--- Task objective ---
Locate the word "this" in the entries below, then gather every line that holds it.

----------------

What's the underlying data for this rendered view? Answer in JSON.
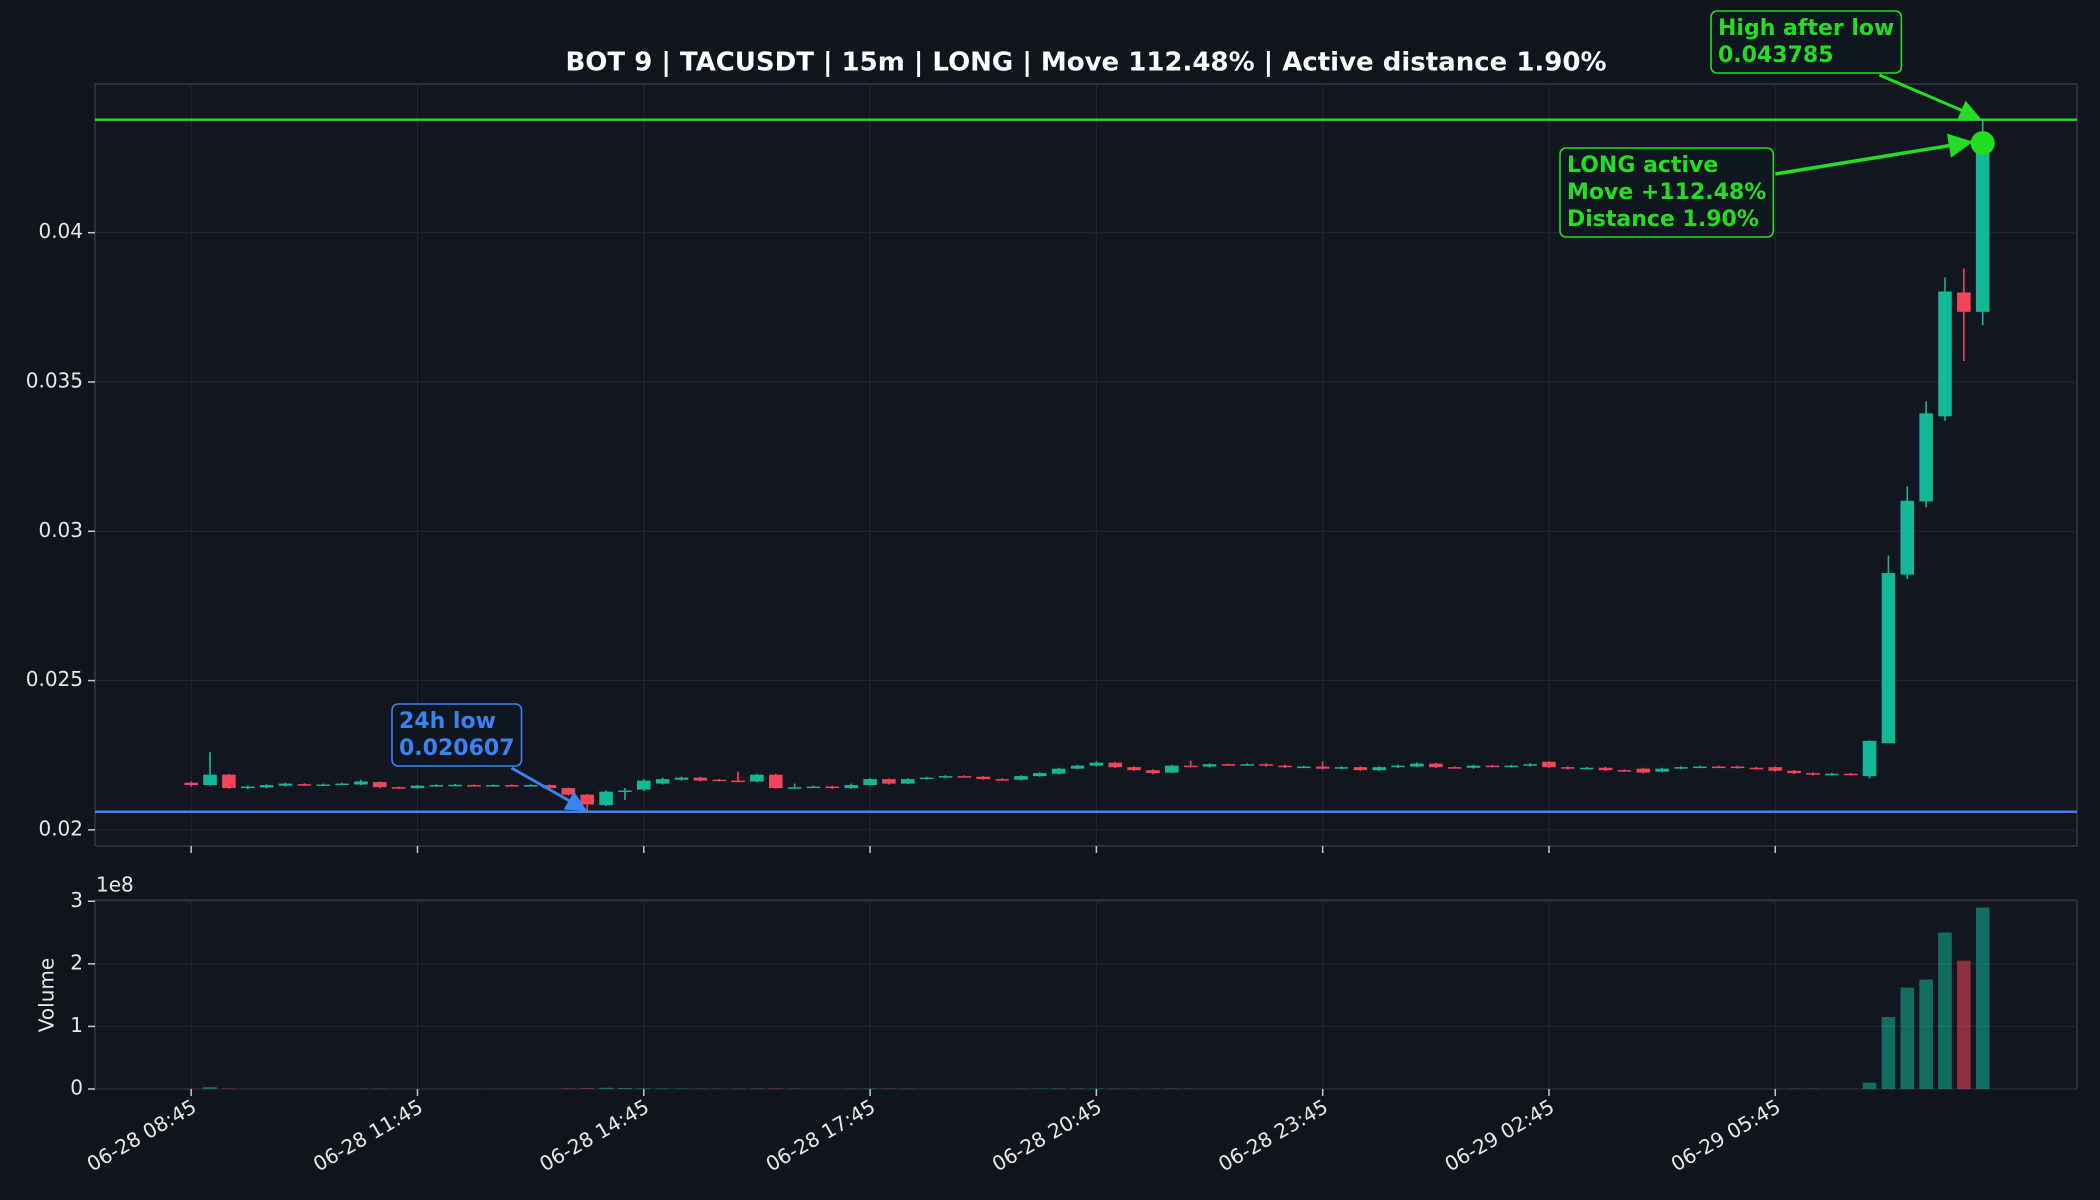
{
  "chart_data": [
    {
      "type": "candlestick",
      "title": "BOT 9 | TACUSDT | 15m | LONG | Move 112.48% | Active distance 1.90%",
      "x": [
        "06-28 08:45",
        "06-28 09:00",
        "06-28 09:15",
        "06-28 09:30",
        "06-28 09:45",
        "06-28 10:00",
        "06-28 10:15",
        "06-28 10:30",
        "06-28 10:45",
        "06-28 11:00",
        "06-28 11:15",
        "06-28 11:30",
        "06-28 11:45",
        "06-28 12:00",
        "06-28 12:15",
        "06-28 12:30",
        "06-28 12:45",
        "06-28 13:00",
        "06-28 13:15",
        "06-28 13:30",
        "06-28 13:45",
        "06-28 14:00",
        "06-28 14:15",
        "06-28 14:30",
        "06-28 14:45",
        "06-28 15:00",
        "06-28 15:15",
        "06-28 15:30",
        "06-28 15:45",
        "06-28 16:00",
        "06-28 16:15",
        "06-28 16:30",
        "06-28 16:45",
        "06-28 17:00",
        "06-28 17:15",
        "06-28 17:30",
        "06-28 17:45",
        "06-28 18:00",
        "06-28 18:15",
        "06-28 18:30",
        "06-28 18:45",
        "06-28 19:00",
        "06-28 19:15",
        "06-28 19:30",
        "06-28 19:45",
        "06-28 20:00",
        "06-28 20:15",
        "06-28 20:30",
        "06-28 20:45",
        "06-28 21:00",
        "06-28 21:15",
        "06-28 21:30",
        "06-28 21:45",
        "06-28 22:00",
        "06-28 22:15",
        "06-28 22:30",
        "06-28 22:45",
        "06-28 23:00",
        "06-28 23:15",
        "06-28 23:30",
        "06-28 23:45",
        "06-29 00:00",
        "06-29 00:15",
        "06-29 00:30",
        "06-29 00:45",
        "06-29 01:00",
        "06-29 01:15",
        "06-29 01:30",
        "06-29 01:45",
        "06-29 02:00",
        "06-29 02:15",
        "06-29 02:30",
        "06-29 02:45",
        "06-29 03:00",
        "06-29 03:15",
        "06-29 03:30",
        "06-29 03:45",
        "06-29 04:00",
        "06-29 04:15",
        "06-29 04:30",
        "06-29 04:45",
        "06-29 05:00",
        "06-29 05:15",
        "06-29 05:30",
        "06-29 05:45",
        "06-29 06:00",
        "06-29 06:15",
        "06-29 06:30",
        "06-29 06:45",
        "06-29 07:00",
        "06-29 07:15",
        "06-29 07:30",
        "06-29 07:45",
        "06-29 08:00",
        "06-29 08:15",
        "06-29 08:30"
      ],
      "open": [
        0.02158,
        0.0215,
        0.02185,
        0.0214,
        0.02142,
        0.02148,
        0.02153,
        0.0215,
        0.02152,
        0.02152,
        0.0216,
        0.02143,
        0.0214,
        0.02146,
        0.0215,
        0.0215,
        0.02148,
        0.0215,
        0.02148,
        0.0215,
        0.0214,
        0.02118,
        0.02083,
        0.02128,
        0.02135,
        0.02155,
        0.02168,
        0.02175,
        0.02168,
        0.02165,
        0.02162,
        0.02185,
        0.0214,
        0.02143,
        0.02145,
        0.0214,
        0.0215,
        0.0217,
        0.02155,
        0.0217,
        0.02175,
        0.0218,
        0.02178,
        0.0217,
        0.02168,
        0.0218,
        0.02188,
        0.02205,
        0.02215,
        0.02225,
        0.0221,
        0.022,
        0.02192,
        0.02215,
        0.02212,
        0.0222,
        0.02218,
        0.0222,
        0.02215,
        0.0221,
        0.02212,
        0.02205,
        0.0221,
        0.022,
        0.0221,
        0.02212,
        0.02222,
        0.0221,
        0.02208,
        0.02215,
        0.02212,
        0.02215,
        0.02228,
        0.0221,
        0.02205,
        0.02208,
        0.022,
        0.02205,
        0.02195,
        0.02205,
        0.0221,
        0.02212,
        0.02212,
        0.02208,
        0.0221,
        0.02198,
        0.0219,
        0.02185,
        0.02188,
        0.0218,
        0.0229,
        0.02855,
        0.031,
        0.03385,
        0.038,
        0.03735
      ],
      "high": [
        0.02162,
        0.0226,
        0.02188,
        0.02148,
        0.02153,
        0.02158,
        0.02156,
        0.02155,
        0.02158,
        0.02168,
        0.02162,
        0.02145,
        0.0215,
        0.02153,
        0.02154,
        0.02152,
        0.02152,
        0.02152,
        0.02153,
        0.02152,
        0.02142,
        0.0212,
        0.02132,
        0.0214,
        0.0217,
        0.02175,
        0.02178,
        0.02178,
        0.0217,
        0.02195,
        0.02188,
        0.02188,
        0.02155,
        0.02148,
        0.02148,
        0.02155,
        0.02173,
        0.02172,
        0.02173,
        0.02178,
        0.02183,
        0.02183,
        0.0218,
        0.02173,
        0.02183,
        0.02193,
        0.02208,
        0.02218,
        0.0223,
        0.02228,
        0.02213,
        0.02203,
        0.02218,
        0.02232,
        0.02223,
        0.02222,
        0.02223,
        0.02223,
        0.02218,
        0.02215,
        0.0223,
        0.02213,
        0.02213,
        0.02213,
        0.02218,
        0.02226,
        0.02225,
        0.02213,
        0.02218,
        0.02218,
        0.02218,
        0.02223,
        0.0223,
        0.02213,
        0.02211,
        0.02211,
        0.02203,
        0.02208,
        0.02208,
        0.02213,
        0.02215,
        0.02215,
        0.02215,
        0.02211,
        0.02213,
        0.022,
        0.02193,
        0.02191,
        0.02191,
        0.023,
        0.02919,
        0.0315,
        0.03435,
        0.0385,
        0.0388,
        0.043785
      ],
      "low": [
        0.02145,
        0.02148,
        0.02138,
        0.02137,
        0.0214,
        0.02145,
        0.02147,
        0.02148,
        0.0215,
        0.0215,
        0.0214,
        0.02137,
        0.02138,
        0.02144,
        0.02148,
        0.02146,
        0.02146,
        0.02146,
        0.02146,
        0.02138,
        0.02115,
        0.020607,
        0.0208,
        0.021,
        0.0213,
        0.02152,
        0.02165,
        0.02162,
        0.02162,
        0.0216,
        0.0216,
        0.02138,
        0.02138,
        0.02141,
        0.02137,
        0.02138,
        0.02148,
        0.02152,
        0.02153,
        0.02168,
        0.02173,
        0.02176,
        0.02168,
        0.02165,
        0.02166,
        0.02178,
        0.02186,
        0.02203,
        0.02212,
        0.02207,
        0.02197,
        0.02186,
        0.0219,
        0.02209,
        0.02209,
        0.02215,
        0.02215,
        0.02212,
        0.02207,
        0.02207,
        0.02202,
        0.02203,
        0.02197,
        0.02197,
        0.02207,
        0.0221,
        0.02207,
        0.02205,
        0.02205,
        0.02209,
        0.02209,
        0.02212,
        0.02207,
        0.02202,
        0.02202,
        0.02197,
        0.02195,
        0.02189,
        0.02192,
        0.02203,
        0.02207,
        0.02207,
        0.02205,
        0.02202,
        0.02195,
        0.02187,
        0.02182,
        0.02182,
        0.02182,
        0.02172,
        0.0229,
        0.0284,
        0.0308,
        0.0337,
        0.0357,
        0.0369
      ],
      "close": [
        0.0215,
        0.02185,
        0.0214,
        0.02145,
        0.0215,
        0.02155,
        0.0215,
        0.02152,
        0.02155,
        0.02162,
        0.02143,
        0.0214,
        0.02148,
        0.0215,
        0.02151,
        0.02148,
        0.0215,
        0.02148,
        0.0215,
        0.0214,
        0.02118,
        0.02085,
        0.02128,
        0.02132,
        0.02165,
        0.0217,
        0.02175,
        0.02165,
        0.02165,
        0.02162,
        0.02185,
        0.0214,
        0.02143,
        0.02145,
        0.0214,
        0.0215,
        0.0217,
        0.02155,
        0.0217,
        0.02175,
        0.0218,
        0.02178,
        0.0217,
        0.02168,
        0.0218,
        0.0219,
        0.02205,
        0.02215,
        0.02225,
        0.0221,
        0.022,
        0.0219,
        0.02215,
        0.02212,
        0.0222,
        0.02218,
        0.0222,
        0.02215,
        0.0221,
        0.02212,
        0.02205,
        0.0221,
        0.022,
        0.0221,
        0.02215,
        0.02222,
        0.0221,
        0.02208,
        0.02215,
        0.02212,
        0.02215,
        0.0222,
        0.0221,
        0.02205,
        0.02208,
        0.022,
        0.02198,
        0.02192,
        0.02205,
        0.0221,
        0.02212,
        0.0221,
        0.02208,
        0.02205,
        0.02198,
        0.0219,
        0.02185,
        0.02188,
        0.02185,
        0.02298,
        0.0286,
        0.03102,
        0.03395,
        0.03803,
        0.03735,
        0.043
      ],
      "up_color": "#13b894",
      "down_color": "#f2455c",
      "xlim": [
        -5.1,
        100
      ],
      "ylim": [
        0.01946,
        0.04498
      ],
      "yticks": [
        0.02,
        0.025,
        0.03,
        0.035,
        0.04
      ],
      "xticks": [
        "06-28 08:45",
        "06-28 11:45",
        "06-28 14:45",
        "06-28 17:45",
        "06-28 20:45",
        "06-28 23:45",
        "06-29 02:45",
        "06-29 05:45"
      ],
      "grid": true,
      "hlines": [
        {
          "label": "High after low",
          "value": 0.043785,
          "color": "#22dd22"
        },
        {
          "label": "24h low",
          "value": 0.020607,
          "color": "#3b82f6"
        }
      ],
      "signal": {
        "lines": [
          "LONG active",
          "Move +112.48%",
          "Distance 1.90%"
        ],
        "color": "#22dd22"
      }
    },
    {
      "type": "bar",
      "ylabel": "Volume",
      "offset_label": "1e8",
      "values": [
        400000,
        3000000,
        600000,
        300000,
        300000,
        200000,
        200000,
        200000,
        300000,
        400000,
        500000,
        300000,
        200000,
        200000,
        150000,
        150000,
        150000,
        150000,
        150000,
        300000,
        800000,
        1200000,
        2000000,
        1500000,
        900000,
        600000,
        500000,
        400000,
        400000,
        500000,
        700000,
        800000,
        500000,
        300000,
        300000,
        400000,
        600000,
        500000,
        400000,
        300000,
        300000,
        300000,
        300000,
        300000,
        400000,
        500000,
        700000,
        600000,
        600000,
        500000,
        400000,
        400000,
        500000,
        400000,
        300000,
        300000,
        200000,
        200000,
        200000,
        200000,
        300000,
        200000,
        200000,
        200000,
        200000,
        300000,
        300000,
        200000,
        200000,
        200000,
        200000,
        200000,
        300000,
        300000,
        200000,
        200000,
        300000,
        300000,
        300000,
        200000,
        200000,
        200000,
        200000,
        200000,
        300000,
        400000,
        400000,
        300000,
        300000,
        10000000,
        115000000,
        162000000,
        175000000,
        250000000,
        205000000,
        290000000
      ],
      "ylim": [
        0,
        302000000
      ],
      "yticks": [
        0,
        {
          "value": 100000000,
          "label": "1"
        },
        {
          "value": 200000000,
          "label": "2"
        },
        {
          "value": 300000000,
          "label": "3"
        }
      ],
      "grid": true
    }
  ]
}
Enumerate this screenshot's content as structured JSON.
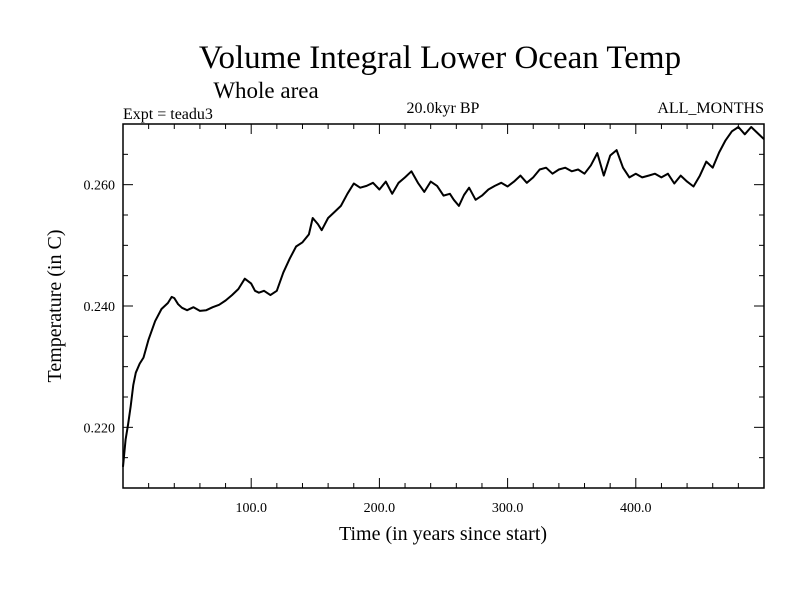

----------------

--- Exercise output ---
What's the underlying data for this rendered view? Answer in JSON.
Enumerate this screenshot's content as structured JSON.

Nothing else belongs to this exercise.